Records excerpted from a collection
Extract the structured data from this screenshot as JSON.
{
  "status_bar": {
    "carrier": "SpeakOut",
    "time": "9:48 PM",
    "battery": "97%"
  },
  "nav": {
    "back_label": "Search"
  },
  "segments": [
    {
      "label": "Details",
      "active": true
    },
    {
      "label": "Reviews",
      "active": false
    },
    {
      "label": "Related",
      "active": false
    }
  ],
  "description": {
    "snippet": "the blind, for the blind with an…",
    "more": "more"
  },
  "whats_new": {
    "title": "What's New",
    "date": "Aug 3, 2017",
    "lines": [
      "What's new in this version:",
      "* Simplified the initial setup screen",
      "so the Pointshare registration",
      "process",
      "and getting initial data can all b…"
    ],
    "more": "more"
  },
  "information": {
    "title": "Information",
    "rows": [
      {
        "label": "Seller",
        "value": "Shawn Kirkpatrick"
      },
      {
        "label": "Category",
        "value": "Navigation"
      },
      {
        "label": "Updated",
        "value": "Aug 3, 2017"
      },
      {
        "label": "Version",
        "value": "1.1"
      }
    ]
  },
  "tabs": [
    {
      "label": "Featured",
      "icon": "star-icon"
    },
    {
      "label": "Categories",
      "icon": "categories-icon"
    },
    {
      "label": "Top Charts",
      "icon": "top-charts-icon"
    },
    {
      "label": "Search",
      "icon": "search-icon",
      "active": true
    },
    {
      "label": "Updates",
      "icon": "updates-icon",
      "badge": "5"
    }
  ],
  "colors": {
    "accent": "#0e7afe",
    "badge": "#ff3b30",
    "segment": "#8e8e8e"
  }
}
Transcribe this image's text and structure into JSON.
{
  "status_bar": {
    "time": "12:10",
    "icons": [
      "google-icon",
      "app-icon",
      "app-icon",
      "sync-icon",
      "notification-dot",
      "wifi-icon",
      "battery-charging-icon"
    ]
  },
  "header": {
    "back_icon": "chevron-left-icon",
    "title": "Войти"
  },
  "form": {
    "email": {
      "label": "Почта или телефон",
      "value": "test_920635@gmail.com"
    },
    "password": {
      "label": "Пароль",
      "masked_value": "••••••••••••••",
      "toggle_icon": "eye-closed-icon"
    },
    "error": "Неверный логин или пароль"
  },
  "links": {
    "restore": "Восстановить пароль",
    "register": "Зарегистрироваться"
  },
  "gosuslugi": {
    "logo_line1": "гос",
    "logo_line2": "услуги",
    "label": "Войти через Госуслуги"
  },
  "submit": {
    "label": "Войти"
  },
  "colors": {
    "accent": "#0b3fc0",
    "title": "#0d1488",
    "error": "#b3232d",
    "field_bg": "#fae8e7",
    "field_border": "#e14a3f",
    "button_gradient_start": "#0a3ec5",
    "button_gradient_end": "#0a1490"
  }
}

**WHAT IS EXPECTED**
Report how many lines of the listing hold the word "JSON", with nothing but the number.

**ANSWER TO THE TASK**
2